*What to do*.
For the listing below, give the count of lines containing "values", and no other text.

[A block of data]

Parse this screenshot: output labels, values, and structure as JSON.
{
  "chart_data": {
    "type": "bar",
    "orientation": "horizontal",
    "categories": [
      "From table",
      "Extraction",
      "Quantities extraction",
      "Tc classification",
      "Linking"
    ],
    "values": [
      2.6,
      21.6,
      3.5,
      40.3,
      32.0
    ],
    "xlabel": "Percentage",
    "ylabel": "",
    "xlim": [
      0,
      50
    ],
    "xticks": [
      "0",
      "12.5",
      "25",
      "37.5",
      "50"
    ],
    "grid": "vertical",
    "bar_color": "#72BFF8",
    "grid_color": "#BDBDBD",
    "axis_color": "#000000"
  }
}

*Solution below*.
2